(What is being asked)
Reproduce the listing below in full and without alteration, apart from its pictures.
-- START Supplied data --
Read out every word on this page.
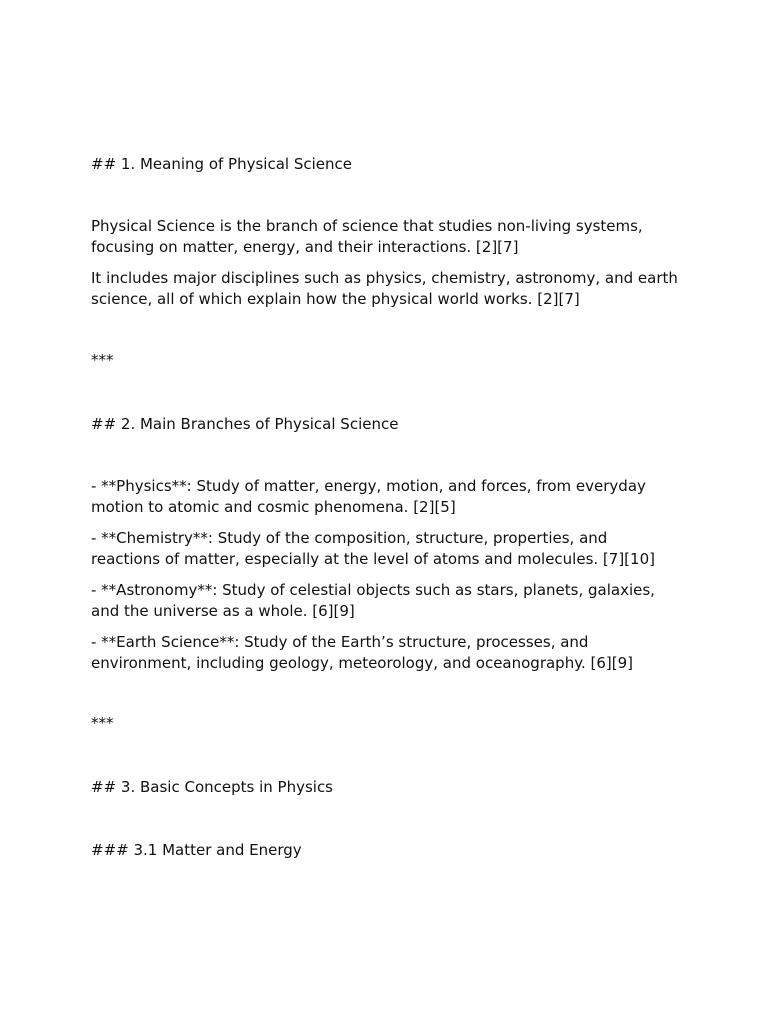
## 1. Meaning of Physical Science

Physical Science is the branch of science that studies non-living systems, focusing on matter, energy, and their interactions. [2][7]

It includes major disciplines such as physics, chemistry, astronomy, and earth science, all of which explain how the physical world works. [2][7]

***

## 2. Main Branches of Physical Science

- **Physics**: Study of matter, energy, motion, and forces, from everyday motion to atomic and cosmic phenomena. [2][5]

- **Chemistry**: Study of the composition, structure, properties, and reactions of matter, especially at the level of atoms and molecules. [7][10]

- **Astronomy**: Study of celestial objects such as stars, planets, galaxies, and the universe as a whole. [6][9]

- **Earth Science**: Study of the Earth’s structure, processes, and environment, including geology, meteorology, and oceanography. [6][9]

***

## 3. Basic Concepts in Physics

### 3.1 Matter and Energy
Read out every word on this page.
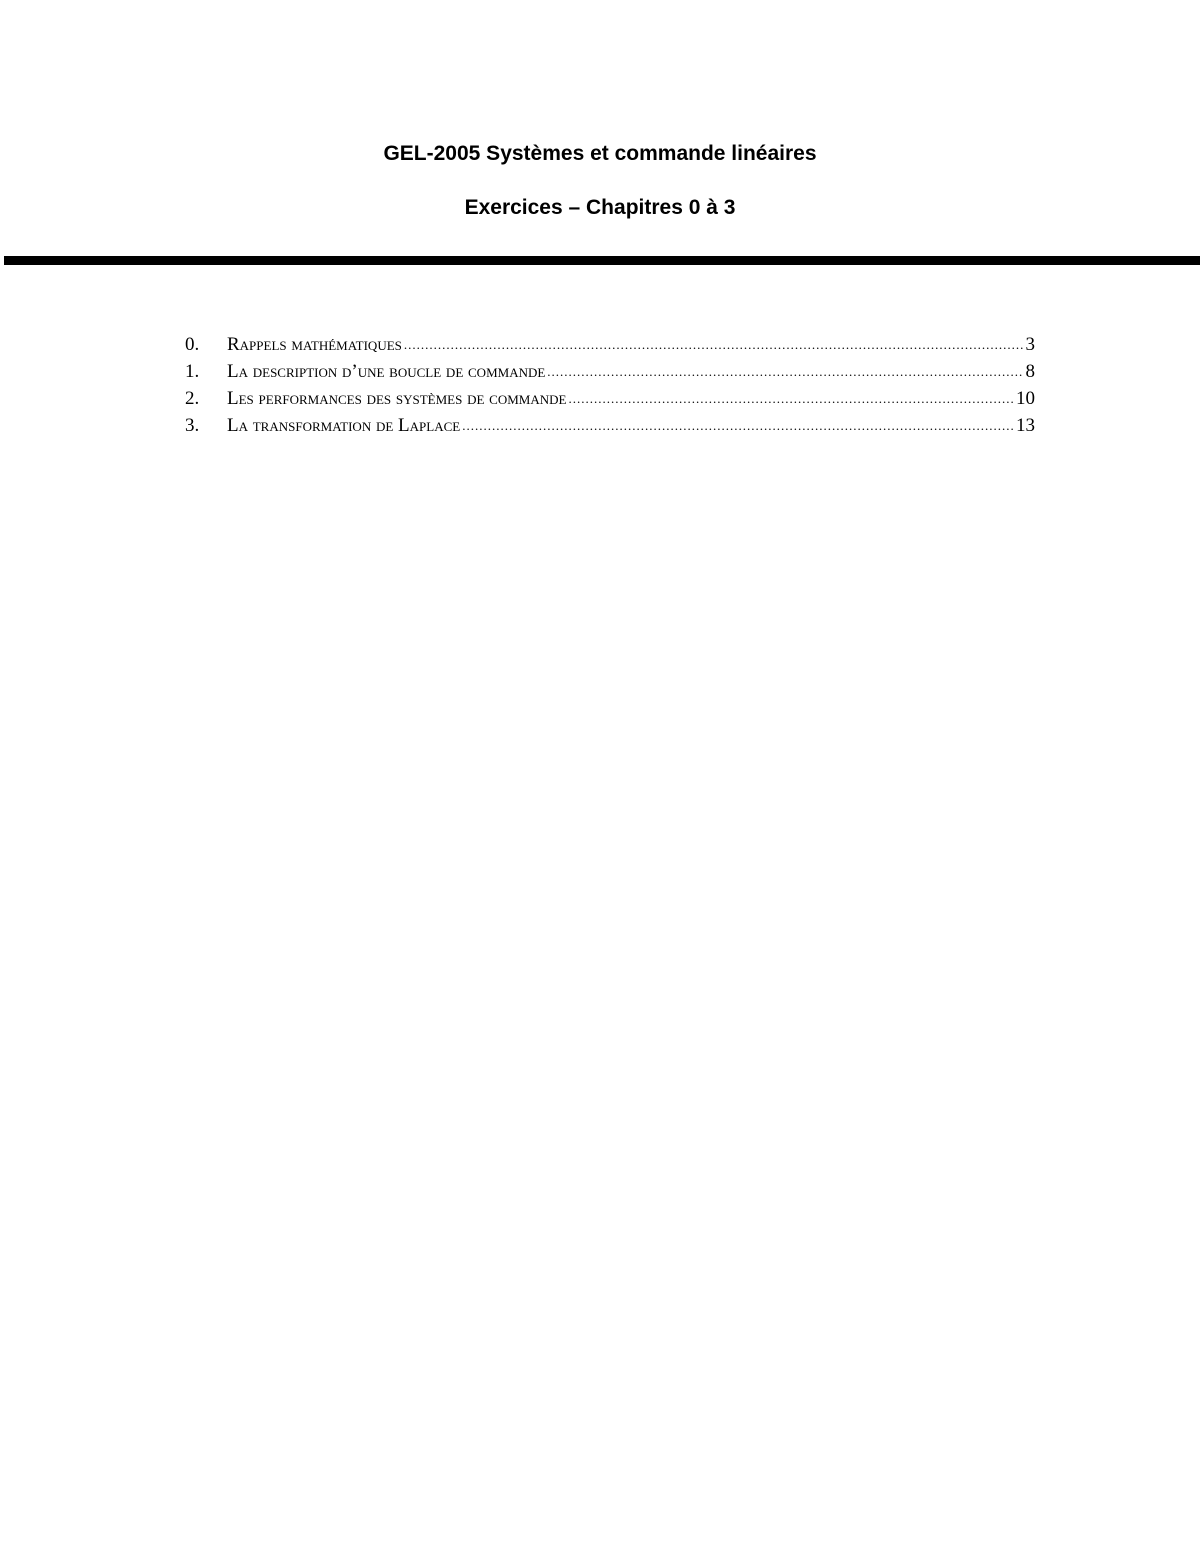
GEL-2005 Systèmes et commande linéaires
Exercices – Chapitres 0 à 3
0.	Rappels mathématiques .....	3
1.	La description d’une boucle de commande .....	8
2.	Les performances des systèmes de commande .....	10
3.	La transformation de Laplace .....	13
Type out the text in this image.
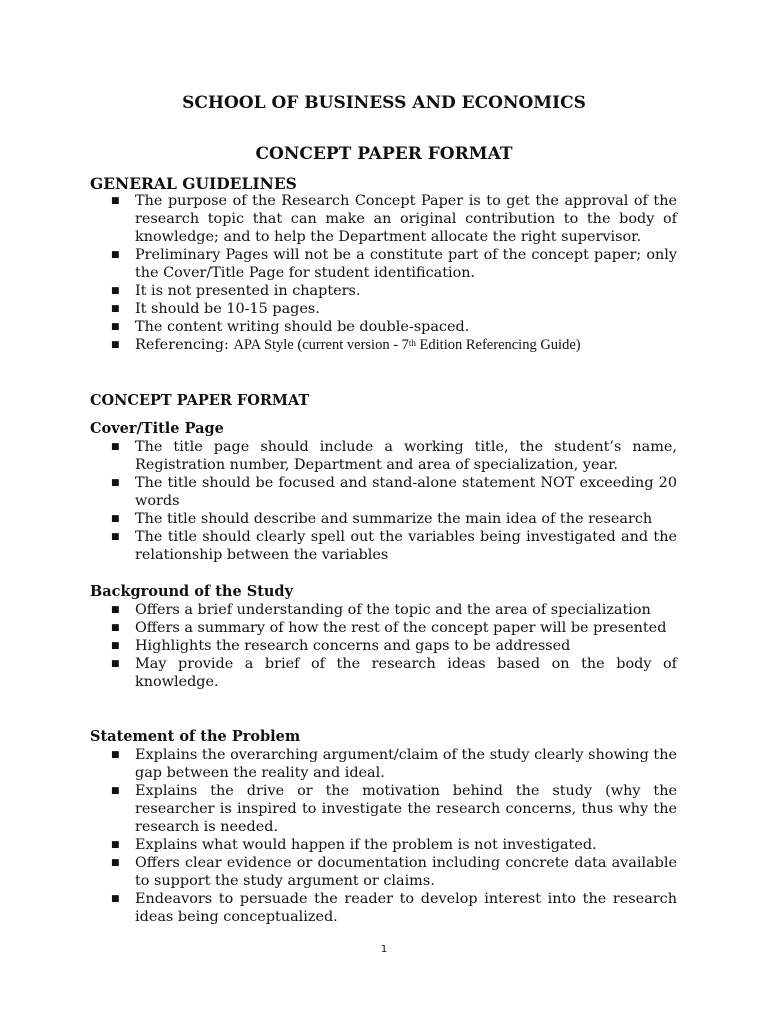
SCHOOL OF BUSINESS AND ECONOMICS
CONCEPT PAPER FORMAT
GENERAL GUIDELINES
■ The purpose of the Research Concept Paper is to get the approval of the research topic that can make an original contribution to the body of knowledge; and to help the Department allocate the right supervisor.
■ Preliminary Pages will not be a constitute part of the concept paper; only the Cover/Title Page for student identification.
■ It is not presented in chapters.
■ It should be 10-15 pages.
■ The content writing should be double-spaced.
■ Referencing: APA Style (current version - 7th Edition Referencing Guide)
CONCEPT PAPER FORMAT
Cover/Title Page
■ The title page should include a working title, the student’s name, Registration number, Department and area of specialization, year.
■ The title should be focused and stand-alone statement NOT exceeding 20 words
■ The title should describe and summarize the main idea of the research
■ The title should clearly spell out the variables being investigated and the relationship between the variables
Background of the Study
■ Offers a brief understanding of the topic and the area of specialization
■ Offers a summary of how the rest of the concept paper will be presented
■ Highlights the research concerns and gaps to be addressed
■ May provide a brief of the research ideas based on the body of knowledge.
Statement of the Problem
■ Explains the overarching argument/claim of the study clearly showing the gap between the reality and ideal.
■ Explains the drive or the motivation behind the study (why the researcher is inspired to investigate the research concerns, thus why the research is needed.
■ Explains what would happen if the problem is not investigated.
■ Offers clear evidence or documentation including concrete data available to support the study argument or claims.
■ Endeavors to persuade the reader to develop interest into the research ideas being conceptualized.
1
-- END Supplied data --
(Exercise response)
Read out every word on this page.
## 1. Meaning of Physical Science

Physical Science is the branch of science that studies non-living systems, focusing on matter, energy, and their interactions. [2][7]

It includes major disciplines such as physics, chemistry, astronomy, and earth science, all of which explain how the physical world works. [2][7]

***

## 2. Main Branches of Physical Science

- **Physics**: Study of matter, energy, motion, and forces, from everyday motion to atomic and cosmic phenomena. [2][5]

- **Chemistry**: Study of the composition, structure, properties, and reactions of matter, especially at the level of atoms and molecules. [7][10]

- **Astronomy**: Study of celestial objects such as stars, planets, galaxies, and the universe as a whole. [6][9]

- **Earth Science**: Study of the Earth’s structure, processes, and environment, including geology, meteorology, and oceanography. [6][9]

***

## 3. Basic Concepts in Physics

### 3.1 Matter and Energy
Read out every word on this page.
GEL-2005 Systèmes et commande linéaires
Exercices – Chapitres 0 à 3
0.	Rappels mathématiques .....	3
1.	La description d’une boucle de commande .....	8
2.	Les performances des systèmes de commande .....	10
3.	La transformation de Laplace .....	13
Type out the text in this image.
SCHOOL OF BUSINESS AND ECONOMICS
CONCEPT PAPER FORMAT
GENERAL GUIDELINES
■ The purpose of the Research Concept Paper is to get the approval of the research topic that can make an original contribution to the body of knowledge; and to help the Department allocate the right supervisor.
■ Preliminary Pages will not be a constitute part of the concept paper; only the Cover/Title Page for student identification.
■ It is not presented in chapters.
■ It should be 10-15 pages.
■ The content writing should be double-spaced.
■ Referencing: APA Style (current version - 7th Edition Referencing Guide)
CONCEPT PAPER FORMAT
Cover/Title Page
■ The title page should include a working title, the student’s name, Registration number, Department and area of specialization, year.
■ The title should be focused and stand-alone statement NOT exceeding 20 words
■ The title should describe and summarize the main idea of the research
■ The title should clearly spell out the variables being investigated and the relationship between the variables
Background of the Study
■ Offers a brief understanding of the topic and the area of specialization
■ Offers a summary of how the rest of the concept paper will be presented
■ Highlights the research concerns and gaps to be addressed
■ May provide a brief of the research ideas based on the body of knowledge.
Statement of the Problem
■ Explains the overarching argument/claim of the study clearly showing the gap between the reality and ideal.
■ Explains the drive or the motivation behind the study (why the researcher is inspired to investigate the research concerns, thus why the research is needed.
■ Explains what would happen if the problem is not investigated.
■ Offers clear evidence or documentation including concrete data available to support the study argument or claims.
■ Endeavors to persuade the reader to develop interest into the research ideas being conceptualized.
1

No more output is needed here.